# SHORT EXERCISE
Every record below should be transcribed exactly. Omit the images.

# THE DATA
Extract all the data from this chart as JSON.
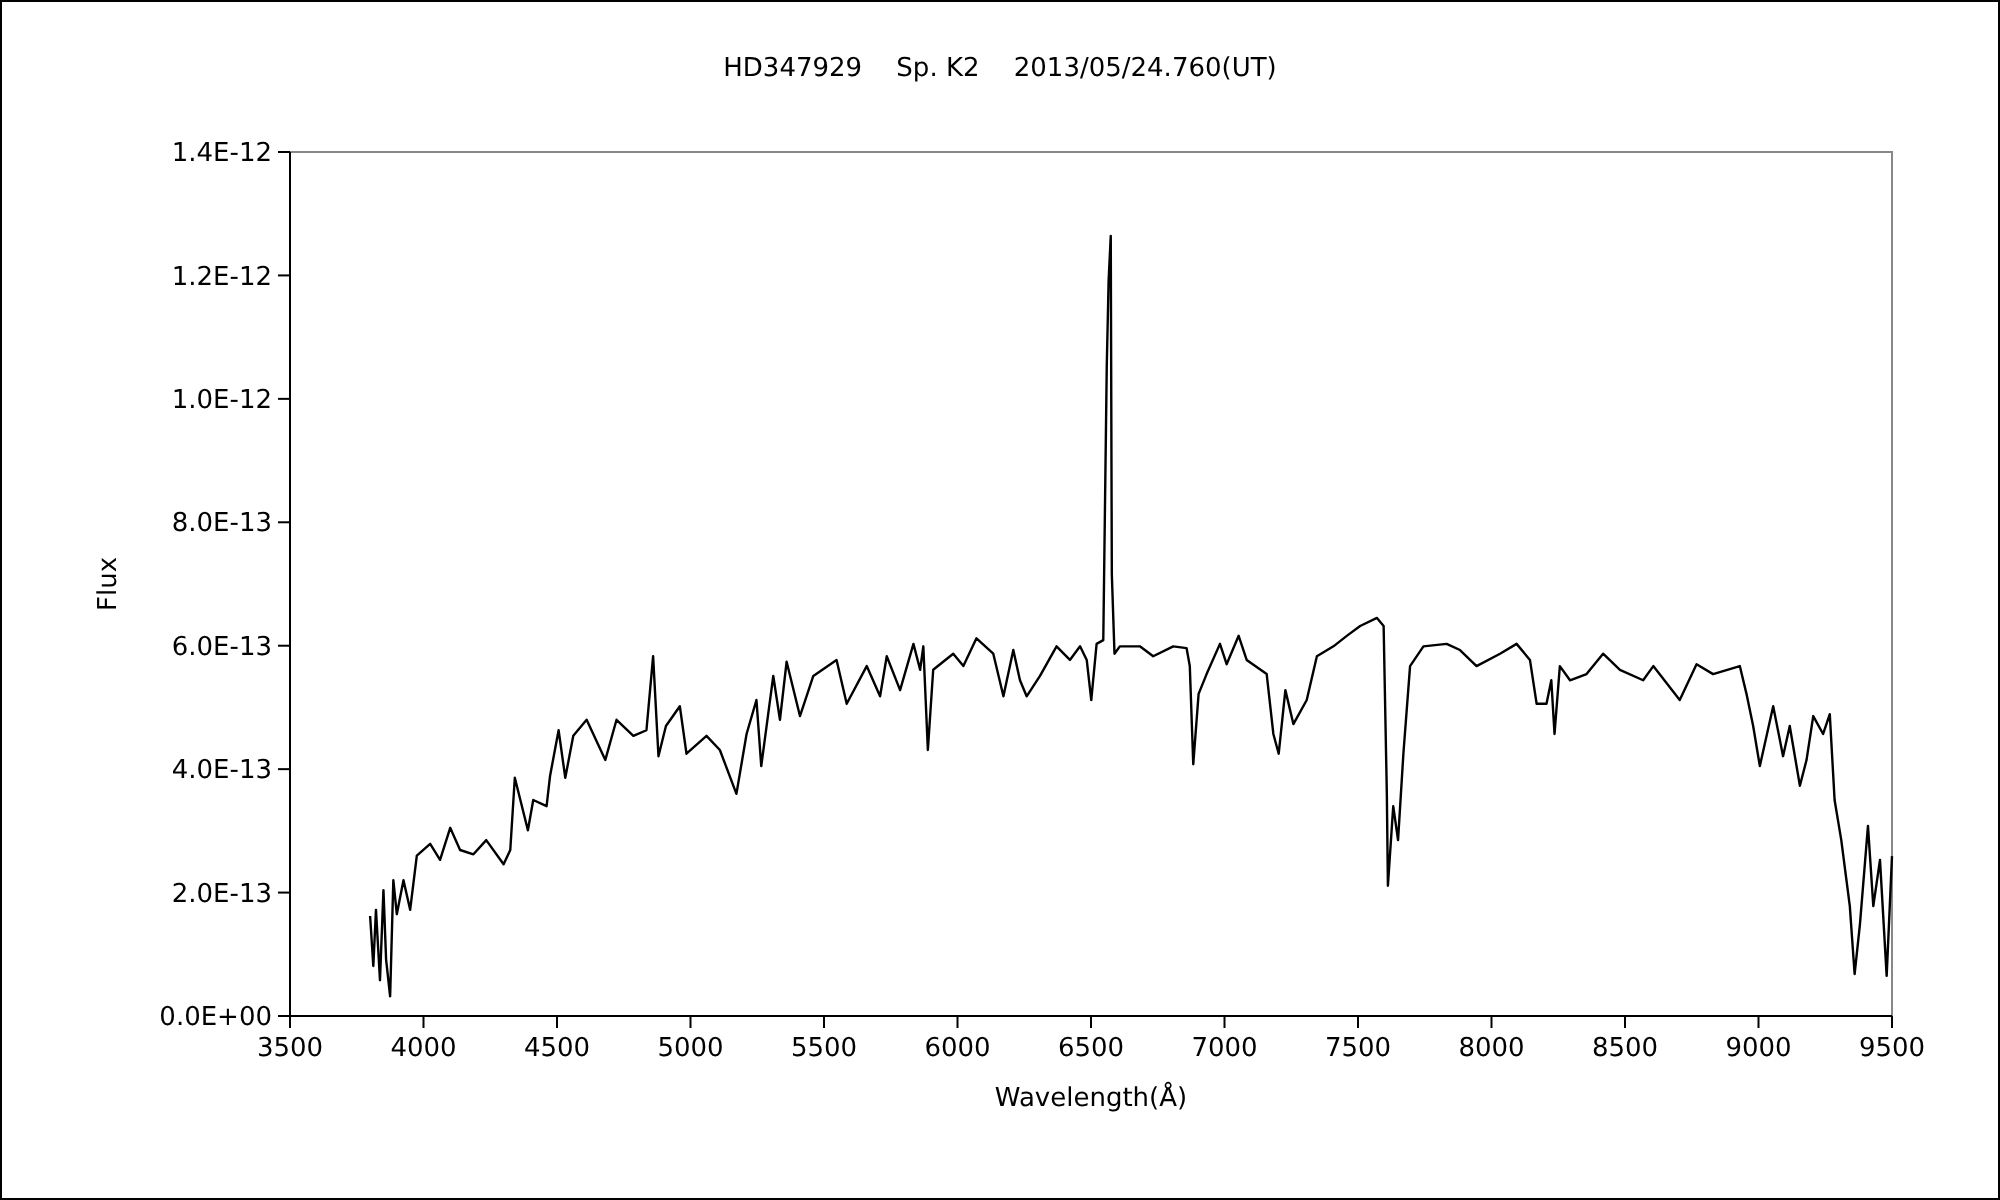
{
  "chart_data": {
    "type": "line",
    "title": "HD347929　 Sp. K2　 2013/05/24.760(UT)",
    "xlabel": "Wavelength(Å)",
    "ylabel": "Flux",
    "x": [
      3800,
      3812,
      3822,
      3837,
      3850,
      3860,
      3875,
      3887,
      3900,
      3925,
      3950,
      3975,
      4025,
      4062,
      4100,
      4137,
      4187,
      4235,
      4300,
      4325,
      4342,
      4391,
      4411,
      4461,
      4474,
      4506,
      4531,
      4561,
      4611,
      4681,
      4723,
      4786,
      4835,
      4860,
      4880,
      4908,
      4960,
      4985,
      5060,
      5110,
      5172,
      5210,
      5247,
      5265,
      5310,
      5335,
      5360,
      5410,
      5460,
      5547,
      5585,
      5660,
      5710,
      5735,
      5785,
      5835,
      5860,
      5872,
      5889,
      5909,
      5984,
      6022,
      6071,
      6134,
      6172,
      6209,
      6234,
      6259,
      6309,
      6371,
      6421,
      6459,
      6484,
      6501,
      6521,
      6546,
      6559,
      6566,
      6574,
      6578,
      6588,
      6608,
      6683,
      6733,
      6808,
      6858,
      6870,
      6883,
      6903,
      6933,
      6983,
      7008,
      7053,
      7083,
      7158,
      7183,
      7203,
      7228,
      7258,
      7308,
      7346,
      7408,
      7458,
      7508,
      7571,
      7596,
      7608,
      7612,
      7632,
      7650,
      7670,
      7695,
      7745,
      7832,
      7882,
      7944,
      8032,
      8094,
      8144,
      8169,
      8206,
      8224,
      8236,
      8256,
      8294,
      8356,
      8418,
      8481,
      8568,
      8606,
      8705,
      8768,
      8830,
      8930,
      8955,
      8980,
      9005,
      9055,
      9092,
      9117,
      9155,
      9180,
      9205,
      9242,
      9267,
      9285,
      9310,
      9342,
      9360,
      9380,
      9410,
      9430,
      9455,
      9480,
      9500
    ],
    "series": [
      {
        "color": "#000000",
        "values": [
          1.62e-13,
          8.1e-14,
          1.72e-13,
          5.8e-14,
          2.04e-13,
          9.1e-14,
          3.2e-14,
          2.2e-13,
          1.65e-13,
          2.2e-13,
          1.72e-13,
          2.6e-13,
          2.79e-13,
          2.53e-13,
          3.05e-13,
          2.69e-13,
          2.62e-13,
          2.85e-13,
          2.46e-13,
          2.69e-13,
          3.86e-13,
          3.01e-13,
          3.5e-13,
          3.4e-13,
          3.89e-13,
          4.63e-13,
          3.86e-13,
          4.54e-13,
          4.8e-13,
          4.15e-13,
          4.8e-13,
          4.54e-13,
          4.63e-13,
          5.83e-13,
          4.21e-13,
          4.7e-13,
          5.02e-13,
          4.25e-13,
          4.54e-13,
          4.31e-13,
          3.6e-13,
          4.57e-13,
          5.12e-13,
          4.05e-13,
          5.51e-13,
          4.8e-13,
          5.74e-13,
          4.86e-13,
          5.51e-13,
          5.77e-13,
          5.06e-13,
          5.67e-13,
          5.18e-13,
          5.83e-13,
          5.28e-13,
          6.03e-13,
          5.61e-13,
          5.99e-13,
          4.31e-13,
          5.61e-13,
          5.87e-13,
          5.67e-13,
          6.12e-13,
          5.87e-13,
          5.18e-13,
          5.93e-13,
          5.44e-13,
          5.18e-13,
          5.51e-13,
          5.99e-13,
          5.77e-13,
          5.99e-13,
          5.77e-13,
          5.12e-13,
          6.03e-13,
          6.09e-13,
          1.053e-12,
          1.192e-12,
          1.264e-12,
          7.16e-13,
          5.87e-13,
          5.99e-13,
          5.99e-13,
          5.83e-13,
          5.99e-13,
          5.96e-13,
          5.67e-13,
          4.08e-13,
          5.22e-13,
          5.54e-13,
          6.03e-13,
          5.7e-13,
          6.16e-13,
          5.77e-13,
          5.54e-13,
          4.57e-13,
          4.25e-13,
          5.28e-13,
          4.73e-13,
          5.12e-13,
          5.83e-13,
          5.99e-13,
          6.16e-13,
          6.32e-13,
          6.45e-13,
          6.32e-13,
          3.6e-13,
          2.11e-13,
          3.4e-13,
          2.85e-13,
          4.25e-13,
          5.67e-13,
          5.99e-13,
          6.03e-13,
          5.93e-13,
          5.67e-13,
          5.87e-13,
          6.03e-13,
          5.77e-13,
          5.06e-13,
          5.06e-13,
          5.44e-13,
          4.57e-13,
          5.67e-13,
          5.44e-13,
          5.54e-13,
          5.87e-13,
          5.61e-13,
          5.44e-13,
          5.67e-13,
          5.12e-13,
          5.7e-13,
          5.54e-13,
          5.67e-13,
          5.22e-13,
          4.7e-13,
          4.05e-13,
          5.02e-13,
          4.21e-13,
          4.7e-13,
          3.73e-13,
          4.15e-13,
          4.86e-13,
          4.57e-13,
          4.89e-13,
          3.5e-13,
          2.85e-13,
          1.78e-13,
          6.8e-14,
          1.49e-13,
          3.08e-13,
          1.78e-13,
          2.53e-13,
          6.5e-14,
          2.59e-13
        ]
      }
    ],
    "xlim": [
      3500,
      9500
    ],
    "xticks": [
      3500,
      4000,
      4500,
      5000,
      5500,
      6000,
      6500,
      7000,
      7500,
      8000,
      8500,
      9000,
      9500
    ],
    "ylim": [
      0,
      1.4e-12
    ],
    "yticks": [
      {
        "value": 0,
        "label": "0.0E+00"
      },
      {
        "value": 2e-13,
        "label": "2.0E-13"
      },
      {
        "value": 4e-13,
        "label": "4.0E-13"
      },
      {
        "value": 6e-13,
        "label": "6.0E-13"
      },
      {
        "value": 8e-13,
        "label": "8.0E-13"
      },
      {
        "value": 1e-12,
        "label": "1.0E-12"
      },
      {
        "value": 1.2e-12,
        "label": "1.2E-12"
      },
      {
        "value": 1.4e-12,
        "label": "1.4E-12"
      }
    ],
    "grid": false
  }
}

# RESPONSE
Extract all the data from this chart as JSON.
{
  "chart_data": {
    "type": "line",
    "title": "HD347929　 Sp. K2　 2013/05/24.760(UT)",
    "xlabel": "Wavelength(Å)",
    "ylabel": "Flux",
    "x": [
      3800,
      3812,
      3822,
      3837,
      3850,
      3860,
      3875,
      3887,
      3900,
      3925,
      3950,
      3975,
      4025,
      4062,
      4100,
      4137,
      4187,
      4235,
      4300,
      4325,
      4342,
      4391,
      4411,
      4461,
      4474,
      4506,
      4531,
      4561,
      4611,
      4681,
      4723,
      4786,
      4835,
      4860,
      4880,
      4908,
      4960,
      4985,
      5060,
      5110,
      5172,
      5210,
      5247,
      5265,
      5310,
      5335,
      5360,
      5410,
      5460,
      5547,
      5585,
      5660,
      5710,
      5735,
      5785,
      5835,
      5860,
      5872,
      5889,
      5909,
      5984,
      6022,
      6071,
      6134,
      6172,
      6209,
      6234,
      6259,
      6309,
      6371,
      6421,
      6459,
      6484,
      6501,
      6521,
      6546,
      6559,
      6566,
      6574,
      6578,
      6588,
      6608,
      6683,
      6733,
      6808,
      6858,
      6870,
      6883,
      6903,
      6933,
      6983,
      7008,
      7053,
      7083,
      7158,
      7183,
      7203,
      7228,
      7258,
      7308,
      7346,
      7408,
      7458,
      7508,
      7571,
      7596,
      7608,
      7612,
      7632,
      7650,
      7670,
      7695,
      7745,
      7832,
      7882,
      7944,
      8032,
      8094,
      8144,
      8169,
      8206,
      8224,
      8236,
      8256,
      8294,
      8356,
      8418,
      8481,
      8568,
      8606,
      8705,
      8768,
      8830,
      8930,
      8955,
      8980,
      9005,
      9055,
      9092,
      9117,
      9155,
      9180,
      9205,
      9242,
      9267,
      9285,
      9310,
      9342,
      9360,
      9380,
      9410,
      9430,
      9455,
      9480,
      9500
    ],
    "series": [
      {
        "color": "#000000",
        "values": [
          1.62e-13,
          8.1e-14,
          1.72e-13,
          5.8e-14,
          2.04e-13,
          9.1e-14,
          3.2e-14,
          2.2e-13,
          1.65e-13,
          2.2e-13,
          1.72e-13,
          2.6e-13,
          2.79e-13,
          2.53e-13,
          3.05e-13,
          2.69e-13,
          2.62e-13,
          2.85e-13,
          2.46e-13,
          2.69e-13,
          3.86e-13,
          3.01e-13,
          3.5e-13,
          3.4e-13,
          3.89e-13,
          4.63e-13,
          3.86e-13,
          4.54e-13,
          4.8e-13,
          4.15e-13,
          4.8e-13,
          4.54e-13,
          4.63e-13,
          5.83e-13,
          4.21e-13,
          4.7e-13,
          5.02e-13,
          4.25e-13,
          4.54e-13,
          4.31e-13,
          3.6e-13,
          4.57e-13,
          5.12e-13,
          4.05e-13,
          5.51e-13,
          4.8e-13,
          5.74e-13,
          4.86e-13,
          5.51e-13,
          5.77e-13,
          5.06e-13,
          5.67e-13,
          5.18e-13,
          5.83e-13,
          5.28e-13,
          6.03e-13,
          5.61e-13,
          5.99e-13,
          4.31e-13,
          5.61e-13,
          5.87e-13,
          5.67e-13,
          6.12e-13,
          5.87e-13,
          5.18e-13,
          5.93e-13,
          5.44e-13,
          5.18e-13,
          5.51e-13,
          5.99e-13,
          5.77e-13,
          5.99e-13,
          5.77e-13,
          5.12e-13,
          6.03e-13,
          6.09e-13,
          1.053e-12,
          1.192e-12,
          1.264e-12,
          7.16e-13,
          5.87e-13,
          5.99e-13,
          5.99e-13,
          5.83e-13,
          5.99e-13,
          5.96e-13,
          5.67e-13,
          4.08e-13,
          5.22e-13,
          5.54e-13,
          6.03e-13,
          5.7e-13,
          6.16e-13,
          5.77e-13,
          5.54e-13,
          4.57e-13,
          4.25e-13,
          5.28e-13,
          4.73e-13,
          5.12e-13,
          5.83e-13,
          5.99e-13,
          6.16e-13,
          6.32e-13,
          6.45e-13,
          6.32e-13,
          3.6e-13,
          2.11e-13,
          3.4e-13,
          2.85e-13,
          4.25e-13,
          5.67e-13,
          5.99e-13,
          6.03e-13,
          5.93e-13,
          5.67e-13,
          5.87e-13,
          6.03e-13,
          5.77e-13,
          5.06e-13,
          5.06e-13,
          5.44e-13,
          4.57e-13,
          5.67e-13,
          5.44e-13,
          5.54e-13,
          5.87e-13,
          5.61e-13,
          5.44e-13,
          5.67e-13,
          5.12e-13,
          5.7e-13,
          5.54e-13,
          5.67e-13,
          5.22e-13,
          4.7e-13,
          4.05e-13,
          5.02e-13,
          4.21e-13,
          4.7e-13,
          3.73e-13,
          4.15e-13,
          4.86e-13,
          4.57e-13,
          4.89e-13,
          3.5e-13,
          2.85e-13,
          1.78e-13,
          6.8e-14,
          1.49e-13,
          3.08e-13,
          1.78e-13,
          2.53e-13,
          6.5e-14,
          2.59e-13
        ]
      }
    ],
    "xlim": [
      3500,
      9500
    ],
    "xticks": [
      3500,
      4000,
      4500,
      5000,
      5500,
      6000,
      6500,
      7000,
      7500,
      8000,
      8500,
      9000,
      9500
    ],
    "ylim": [
      0,
      1.4e-12
    ],
    "yticks": [
      {
        "value": 0,
        "label": "0.0E+00"
      },
      {
        "value": 2e-13,
        "label": "2.0E-13"
      },
      {
        "value": 4e-13,
        "label": "4.0E-13"
      },
      {
        "value": 6e-13,
        "label": "6.0E-13"
      },
      {
        "value": 8e-13,
        "label": "8.0E-13"
      },
      {
        "value": 1e-12,
        "label": "1.0E-12"
      },
      {
        "value": 1.2e-12,
        "label": "1.2E-12"
      },
      {
        "value": 1.4e-12,
        "label": "1.4E-12"
      }
    ],
    "grid": false
  }
}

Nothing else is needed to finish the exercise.